# [Exercise directions]
Leave out the pictures, then reproduce the rest of the material exactly.

# [Source material]
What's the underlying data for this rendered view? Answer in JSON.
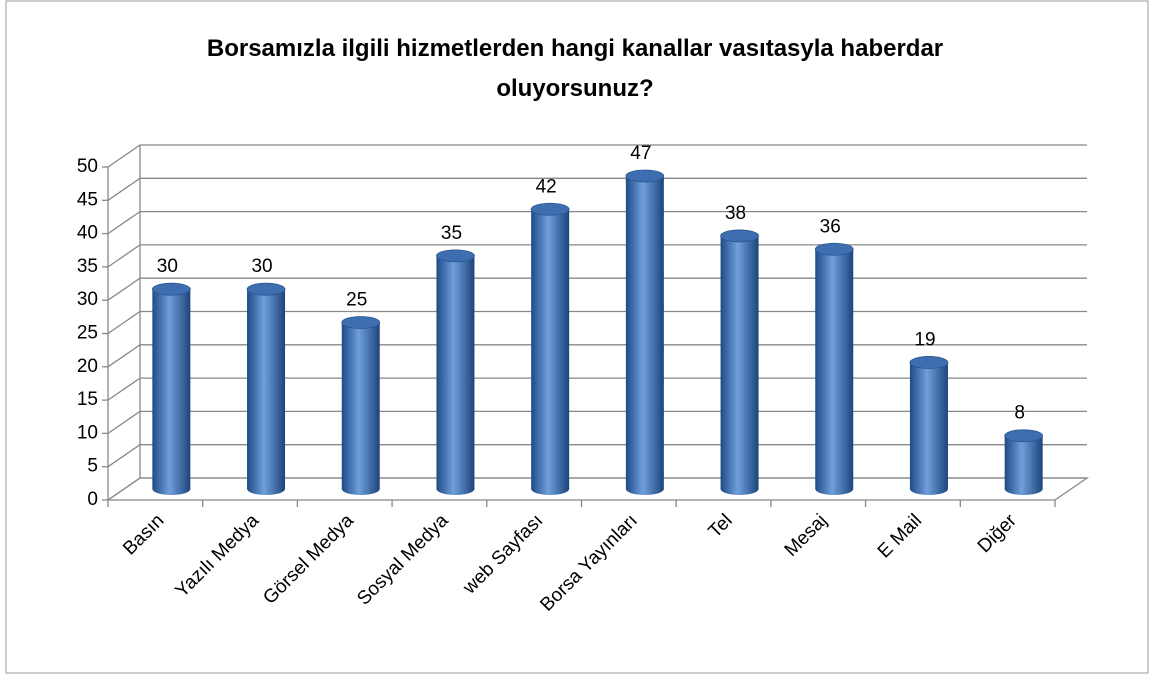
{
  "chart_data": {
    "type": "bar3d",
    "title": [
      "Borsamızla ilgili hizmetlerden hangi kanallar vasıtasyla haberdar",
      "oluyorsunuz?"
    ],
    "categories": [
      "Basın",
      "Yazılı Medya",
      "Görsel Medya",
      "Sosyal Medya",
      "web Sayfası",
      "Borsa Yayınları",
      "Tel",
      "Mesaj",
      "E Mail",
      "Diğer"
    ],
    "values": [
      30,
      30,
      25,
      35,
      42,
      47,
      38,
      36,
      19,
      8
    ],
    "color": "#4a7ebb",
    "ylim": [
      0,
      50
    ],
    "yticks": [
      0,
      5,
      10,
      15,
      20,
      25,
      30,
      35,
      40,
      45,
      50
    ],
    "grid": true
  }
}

# [Answer for this exercise]
What's the underlying data for this rendered view? Answer in JSON.
{
  "chart_data": {
    "type": "bar3d",
    "title": [
      "Borsamızla ilgili hizmetlerden hangi kanallar vasıtasyla haberdar",
      "oluyorsunuz?"
    ],
    "categories": [
      "Basın",
      "Yazılı Medya",
      "Görsel Medya",
      "Sosyal Medya",
      "web Sayfası",
      "Borsa Yayınları",
      "Tel",
      "Mesaj",
      "E Mail",
      "Diğer"
    ],
    "values": [
      30,
      30,
      25,
      35,
      42,
      47,
      38,
      36,
      19,
      8
    ],
    "color": "#4a7ebb",
    "ylim": [
      0,
      50
    ],
    "yticks": [
      0,
      5,
      10,
      15,
      20,
      25,
      30,
      35,
      40,
      45,
      50
    ],
    "grid": true
  }
}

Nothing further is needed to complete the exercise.